§ **What you will do**
Scan the lines below; pull out those with "ylabel".

= = = =

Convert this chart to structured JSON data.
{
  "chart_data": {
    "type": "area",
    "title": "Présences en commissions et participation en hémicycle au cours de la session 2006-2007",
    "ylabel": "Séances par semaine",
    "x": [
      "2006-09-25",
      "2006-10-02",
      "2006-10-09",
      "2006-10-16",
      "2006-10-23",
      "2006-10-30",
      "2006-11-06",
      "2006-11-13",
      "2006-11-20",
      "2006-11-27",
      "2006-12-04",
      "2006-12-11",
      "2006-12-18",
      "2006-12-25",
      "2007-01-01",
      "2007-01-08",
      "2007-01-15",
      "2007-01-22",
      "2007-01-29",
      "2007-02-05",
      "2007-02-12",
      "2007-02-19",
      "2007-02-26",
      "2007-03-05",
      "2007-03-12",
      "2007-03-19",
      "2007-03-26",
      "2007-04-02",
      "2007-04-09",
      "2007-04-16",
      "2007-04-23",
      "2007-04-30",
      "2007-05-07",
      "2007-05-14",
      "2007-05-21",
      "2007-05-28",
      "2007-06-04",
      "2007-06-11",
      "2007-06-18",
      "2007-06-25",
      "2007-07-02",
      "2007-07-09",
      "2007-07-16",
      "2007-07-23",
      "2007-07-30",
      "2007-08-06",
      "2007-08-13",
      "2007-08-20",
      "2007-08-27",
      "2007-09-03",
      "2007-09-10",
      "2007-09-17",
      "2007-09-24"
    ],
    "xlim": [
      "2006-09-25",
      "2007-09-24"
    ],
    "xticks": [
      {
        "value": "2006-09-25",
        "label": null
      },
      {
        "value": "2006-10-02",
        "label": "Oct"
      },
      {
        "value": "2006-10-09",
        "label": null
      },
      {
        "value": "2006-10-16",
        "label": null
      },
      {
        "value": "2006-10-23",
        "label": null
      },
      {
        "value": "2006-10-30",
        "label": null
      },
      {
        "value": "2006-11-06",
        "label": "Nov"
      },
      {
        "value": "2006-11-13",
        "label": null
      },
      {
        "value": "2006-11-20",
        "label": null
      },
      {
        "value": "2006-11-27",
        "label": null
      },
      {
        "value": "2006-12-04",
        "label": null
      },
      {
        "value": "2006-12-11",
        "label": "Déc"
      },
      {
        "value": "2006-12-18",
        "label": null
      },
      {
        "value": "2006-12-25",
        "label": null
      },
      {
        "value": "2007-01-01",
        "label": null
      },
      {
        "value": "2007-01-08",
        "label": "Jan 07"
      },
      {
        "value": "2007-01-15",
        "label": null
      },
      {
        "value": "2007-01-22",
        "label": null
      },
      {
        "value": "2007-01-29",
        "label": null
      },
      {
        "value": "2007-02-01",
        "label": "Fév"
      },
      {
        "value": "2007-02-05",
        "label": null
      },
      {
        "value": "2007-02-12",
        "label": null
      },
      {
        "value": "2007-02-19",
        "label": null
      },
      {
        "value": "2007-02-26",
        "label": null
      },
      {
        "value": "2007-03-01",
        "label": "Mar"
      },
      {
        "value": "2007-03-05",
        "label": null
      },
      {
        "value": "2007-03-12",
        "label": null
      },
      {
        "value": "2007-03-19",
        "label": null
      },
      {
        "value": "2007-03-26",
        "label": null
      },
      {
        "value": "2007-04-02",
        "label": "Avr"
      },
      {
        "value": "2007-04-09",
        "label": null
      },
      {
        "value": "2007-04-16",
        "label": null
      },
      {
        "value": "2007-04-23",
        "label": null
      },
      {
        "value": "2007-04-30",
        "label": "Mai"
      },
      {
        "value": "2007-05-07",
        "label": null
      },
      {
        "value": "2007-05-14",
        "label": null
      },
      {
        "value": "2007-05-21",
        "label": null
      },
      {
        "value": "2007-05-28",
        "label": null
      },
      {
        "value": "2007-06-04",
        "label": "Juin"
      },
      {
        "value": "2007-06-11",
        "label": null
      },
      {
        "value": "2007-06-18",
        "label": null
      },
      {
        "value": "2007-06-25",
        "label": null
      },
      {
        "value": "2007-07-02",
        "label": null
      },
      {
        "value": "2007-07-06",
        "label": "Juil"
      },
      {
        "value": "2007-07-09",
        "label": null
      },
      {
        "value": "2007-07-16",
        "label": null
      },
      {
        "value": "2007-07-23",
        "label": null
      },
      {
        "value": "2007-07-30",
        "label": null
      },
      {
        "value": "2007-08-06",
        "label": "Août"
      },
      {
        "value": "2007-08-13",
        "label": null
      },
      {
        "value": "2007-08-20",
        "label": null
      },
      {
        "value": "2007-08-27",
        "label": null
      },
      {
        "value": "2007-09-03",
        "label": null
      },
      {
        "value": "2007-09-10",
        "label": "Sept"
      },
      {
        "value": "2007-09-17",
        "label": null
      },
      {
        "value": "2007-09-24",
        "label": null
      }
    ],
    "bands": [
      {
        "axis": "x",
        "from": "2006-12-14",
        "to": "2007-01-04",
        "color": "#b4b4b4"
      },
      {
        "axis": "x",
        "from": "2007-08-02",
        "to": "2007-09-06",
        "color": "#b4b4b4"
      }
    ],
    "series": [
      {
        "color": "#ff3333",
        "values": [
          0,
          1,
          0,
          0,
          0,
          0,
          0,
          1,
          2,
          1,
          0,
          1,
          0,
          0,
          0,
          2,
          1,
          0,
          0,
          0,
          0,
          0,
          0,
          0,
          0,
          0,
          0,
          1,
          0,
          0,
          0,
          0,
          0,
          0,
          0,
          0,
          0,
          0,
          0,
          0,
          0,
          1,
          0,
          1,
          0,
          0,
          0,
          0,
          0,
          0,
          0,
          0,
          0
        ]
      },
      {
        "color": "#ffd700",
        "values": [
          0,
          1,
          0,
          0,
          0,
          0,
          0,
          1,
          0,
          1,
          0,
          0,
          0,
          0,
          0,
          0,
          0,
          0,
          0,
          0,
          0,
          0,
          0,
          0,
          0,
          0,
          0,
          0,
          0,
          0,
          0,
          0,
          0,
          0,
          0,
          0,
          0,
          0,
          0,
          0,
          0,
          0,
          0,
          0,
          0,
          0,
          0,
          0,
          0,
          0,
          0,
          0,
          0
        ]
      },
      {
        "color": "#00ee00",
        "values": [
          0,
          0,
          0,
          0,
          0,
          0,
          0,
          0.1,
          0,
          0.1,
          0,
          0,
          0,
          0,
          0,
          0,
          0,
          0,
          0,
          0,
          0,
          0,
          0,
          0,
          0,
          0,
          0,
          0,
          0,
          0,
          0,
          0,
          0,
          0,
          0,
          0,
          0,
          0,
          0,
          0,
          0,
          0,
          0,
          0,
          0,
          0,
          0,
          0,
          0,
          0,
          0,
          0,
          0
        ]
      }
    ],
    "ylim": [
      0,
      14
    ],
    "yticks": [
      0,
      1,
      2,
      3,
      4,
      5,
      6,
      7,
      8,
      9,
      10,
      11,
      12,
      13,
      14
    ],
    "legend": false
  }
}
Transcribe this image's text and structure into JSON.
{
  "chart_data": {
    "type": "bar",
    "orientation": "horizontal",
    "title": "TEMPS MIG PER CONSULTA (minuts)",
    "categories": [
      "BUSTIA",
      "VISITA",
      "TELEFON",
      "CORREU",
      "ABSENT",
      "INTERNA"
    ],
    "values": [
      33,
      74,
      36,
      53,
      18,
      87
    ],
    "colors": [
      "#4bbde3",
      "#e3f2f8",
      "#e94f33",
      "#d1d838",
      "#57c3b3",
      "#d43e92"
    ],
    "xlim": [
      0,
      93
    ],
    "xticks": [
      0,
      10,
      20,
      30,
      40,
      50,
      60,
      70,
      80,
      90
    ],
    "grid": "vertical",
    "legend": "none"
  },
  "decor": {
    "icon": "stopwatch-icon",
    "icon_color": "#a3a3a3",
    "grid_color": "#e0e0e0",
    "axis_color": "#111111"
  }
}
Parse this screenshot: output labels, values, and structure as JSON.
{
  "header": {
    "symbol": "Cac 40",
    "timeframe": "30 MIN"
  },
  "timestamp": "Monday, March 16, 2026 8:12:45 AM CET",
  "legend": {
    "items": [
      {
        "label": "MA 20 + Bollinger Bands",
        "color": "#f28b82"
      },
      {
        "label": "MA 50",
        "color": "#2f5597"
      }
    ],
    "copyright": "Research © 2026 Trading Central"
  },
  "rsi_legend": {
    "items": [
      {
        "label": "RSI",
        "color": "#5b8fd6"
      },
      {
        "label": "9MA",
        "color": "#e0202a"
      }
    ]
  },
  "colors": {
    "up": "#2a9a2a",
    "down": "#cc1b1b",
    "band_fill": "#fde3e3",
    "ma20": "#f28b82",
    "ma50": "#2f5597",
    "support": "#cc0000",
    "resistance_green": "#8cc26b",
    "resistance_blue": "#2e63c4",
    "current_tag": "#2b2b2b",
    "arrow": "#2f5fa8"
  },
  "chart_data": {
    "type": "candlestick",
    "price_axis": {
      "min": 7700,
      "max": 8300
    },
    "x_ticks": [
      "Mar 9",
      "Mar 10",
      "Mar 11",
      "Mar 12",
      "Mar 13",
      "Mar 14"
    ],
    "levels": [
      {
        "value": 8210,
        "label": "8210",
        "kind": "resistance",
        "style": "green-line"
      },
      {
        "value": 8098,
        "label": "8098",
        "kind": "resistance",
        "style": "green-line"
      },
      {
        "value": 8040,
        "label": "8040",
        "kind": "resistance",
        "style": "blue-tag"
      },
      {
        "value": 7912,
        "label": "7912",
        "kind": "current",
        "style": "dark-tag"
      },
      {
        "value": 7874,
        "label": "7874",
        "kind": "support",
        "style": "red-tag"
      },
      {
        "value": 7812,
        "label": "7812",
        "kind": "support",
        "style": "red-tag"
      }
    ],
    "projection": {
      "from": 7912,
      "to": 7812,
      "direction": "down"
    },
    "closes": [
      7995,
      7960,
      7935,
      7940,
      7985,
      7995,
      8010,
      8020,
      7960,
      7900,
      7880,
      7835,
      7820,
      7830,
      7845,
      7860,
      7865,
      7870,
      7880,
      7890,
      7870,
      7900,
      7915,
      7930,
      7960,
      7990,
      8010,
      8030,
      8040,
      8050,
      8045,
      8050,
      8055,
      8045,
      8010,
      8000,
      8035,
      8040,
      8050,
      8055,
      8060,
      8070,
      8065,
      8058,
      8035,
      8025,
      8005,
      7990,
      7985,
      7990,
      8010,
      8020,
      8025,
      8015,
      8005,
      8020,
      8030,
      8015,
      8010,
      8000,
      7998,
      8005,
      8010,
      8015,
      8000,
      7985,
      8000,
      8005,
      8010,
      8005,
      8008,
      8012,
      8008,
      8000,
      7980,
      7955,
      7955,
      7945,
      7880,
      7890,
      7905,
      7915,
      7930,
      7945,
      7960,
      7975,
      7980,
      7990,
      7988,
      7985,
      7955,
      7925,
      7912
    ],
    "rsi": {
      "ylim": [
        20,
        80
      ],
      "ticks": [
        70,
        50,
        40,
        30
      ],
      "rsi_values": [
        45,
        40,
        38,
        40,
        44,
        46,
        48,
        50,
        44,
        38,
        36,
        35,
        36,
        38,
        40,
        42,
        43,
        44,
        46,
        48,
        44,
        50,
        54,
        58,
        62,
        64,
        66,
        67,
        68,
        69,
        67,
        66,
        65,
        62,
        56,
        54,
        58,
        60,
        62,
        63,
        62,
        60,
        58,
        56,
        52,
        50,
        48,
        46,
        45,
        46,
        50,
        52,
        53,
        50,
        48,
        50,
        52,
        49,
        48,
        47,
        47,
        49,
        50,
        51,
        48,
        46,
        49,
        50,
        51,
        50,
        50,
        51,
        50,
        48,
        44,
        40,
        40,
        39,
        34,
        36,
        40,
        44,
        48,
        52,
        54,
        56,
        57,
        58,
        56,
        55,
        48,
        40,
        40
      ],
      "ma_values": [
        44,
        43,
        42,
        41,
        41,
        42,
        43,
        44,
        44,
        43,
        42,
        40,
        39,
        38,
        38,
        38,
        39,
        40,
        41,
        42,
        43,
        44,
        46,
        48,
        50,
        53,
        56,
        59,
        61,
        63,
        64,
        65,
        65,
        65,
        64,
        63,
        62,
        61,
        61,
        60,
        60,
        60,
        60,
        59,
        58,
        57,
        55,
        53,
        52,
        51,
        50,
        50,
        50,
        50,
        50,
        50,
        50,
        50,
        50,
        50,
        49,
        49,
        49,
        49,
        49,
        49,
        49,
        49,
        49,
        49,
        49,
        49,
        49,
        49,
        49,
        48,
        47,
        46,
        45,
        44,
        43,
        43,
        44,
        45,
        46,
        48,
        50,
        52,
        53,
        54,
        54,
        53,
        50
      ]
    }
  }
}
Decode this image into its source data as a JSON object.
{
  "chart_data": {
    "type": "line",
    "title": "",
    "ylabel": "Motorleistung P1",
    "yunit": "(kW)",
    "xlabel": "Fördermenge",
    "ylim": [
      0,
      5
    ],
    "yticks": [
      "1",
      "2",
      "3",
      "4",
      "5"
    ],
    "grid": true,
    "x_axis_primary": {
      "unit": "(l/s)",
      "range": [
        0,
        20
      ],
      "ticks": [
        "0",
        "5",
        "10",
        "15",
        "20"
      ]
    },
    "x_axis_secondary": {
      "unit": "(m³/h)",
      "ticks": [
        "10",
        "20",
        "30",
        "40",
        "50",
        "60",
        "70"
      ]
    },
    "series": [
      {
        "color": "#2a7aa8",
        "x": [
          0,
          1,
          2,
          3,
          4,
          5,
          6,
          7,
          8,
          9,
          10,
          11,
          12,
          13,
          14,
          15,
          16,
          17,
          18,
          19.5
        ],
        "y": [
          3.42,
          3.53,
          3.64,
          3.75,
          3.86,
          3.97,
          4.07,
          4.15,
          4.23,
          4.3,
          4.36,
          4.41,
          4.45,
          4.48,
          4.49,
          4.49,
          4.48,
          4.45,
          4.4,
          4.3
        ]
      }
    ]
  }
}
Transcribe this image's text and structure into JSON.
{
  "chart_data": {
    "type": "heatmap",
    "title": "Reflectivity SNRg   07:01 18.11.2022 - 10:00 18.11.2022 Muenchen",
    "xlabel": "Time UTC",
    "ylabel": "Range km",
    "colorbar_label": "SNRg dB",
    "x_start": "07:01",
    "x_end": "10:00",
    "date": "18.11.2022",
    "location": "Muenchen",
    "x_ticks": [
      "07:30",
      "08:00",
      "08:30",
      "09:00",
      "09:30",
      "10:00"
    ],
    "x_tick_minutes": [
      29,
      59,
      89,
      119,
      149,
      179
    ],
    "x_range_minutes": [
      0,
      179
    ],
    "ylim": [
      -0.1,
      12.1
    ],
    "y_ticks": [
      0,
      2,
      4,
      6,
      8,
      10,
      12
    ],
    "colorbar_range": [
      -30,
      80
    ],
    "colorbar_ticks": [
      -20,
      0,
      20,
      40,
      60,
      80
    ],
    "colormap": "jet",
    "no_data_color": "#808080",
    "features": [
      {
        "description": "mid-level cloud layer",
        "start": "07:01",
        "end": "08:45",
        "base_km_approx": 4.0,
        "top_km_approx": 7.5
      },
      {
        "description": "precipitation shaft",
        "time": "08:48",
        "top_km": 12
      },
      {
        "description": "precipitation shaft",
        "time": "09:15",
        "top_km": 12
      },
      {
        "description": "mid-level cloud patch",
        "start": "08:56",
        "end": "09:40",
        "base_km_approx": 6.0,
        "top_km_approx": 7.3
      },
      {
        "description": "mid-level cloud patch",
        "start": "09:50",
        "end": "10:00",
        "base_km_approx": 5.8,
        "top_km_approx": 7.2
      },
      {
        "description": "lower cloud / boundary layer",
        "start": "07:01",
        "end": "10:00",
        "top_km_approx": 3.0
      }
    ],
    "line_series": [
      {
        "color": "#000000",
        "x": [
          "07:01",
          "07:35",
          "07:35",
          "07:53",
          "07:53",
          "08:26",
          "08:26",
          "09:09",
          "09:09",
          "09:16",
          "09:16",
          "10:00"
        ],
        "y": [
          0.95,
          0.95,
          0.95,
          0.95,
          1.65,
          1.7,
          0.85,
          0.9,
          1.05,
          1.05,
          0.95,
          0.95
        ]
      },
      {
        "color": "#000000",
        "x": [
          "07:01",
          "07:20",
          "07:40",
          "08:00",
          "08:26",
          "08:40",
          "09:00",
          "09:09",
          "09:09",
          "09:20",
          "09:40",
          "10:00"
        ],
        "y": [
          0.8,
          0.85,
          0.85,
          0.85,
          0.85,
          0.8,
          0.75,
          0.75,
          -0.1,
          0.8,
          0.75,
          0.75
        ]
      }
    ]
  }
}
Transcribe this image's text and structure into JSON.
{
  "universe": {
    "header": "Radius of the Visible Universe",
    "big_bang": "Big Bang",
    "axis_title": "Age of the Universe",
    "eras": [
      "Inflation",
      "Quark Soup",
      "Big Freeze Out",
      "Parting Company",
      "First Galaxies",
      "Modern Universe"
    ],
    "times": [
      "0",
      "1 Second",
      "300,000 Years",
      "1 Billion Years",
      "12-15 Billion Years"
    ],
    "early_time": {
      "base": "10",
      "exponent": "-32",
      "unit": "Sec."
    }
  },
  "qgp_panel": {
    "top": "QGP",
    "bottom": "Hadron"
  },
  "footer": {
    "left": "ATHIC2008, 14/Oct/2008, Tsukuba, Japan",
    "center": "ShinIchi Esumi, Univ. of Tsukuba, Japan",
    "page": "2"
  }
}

= = = =

§ **Task result**
    "ylabel": "Séances par semaine",
    "ylabel": "Motorleistung P1",
    "ylabel": "Range km",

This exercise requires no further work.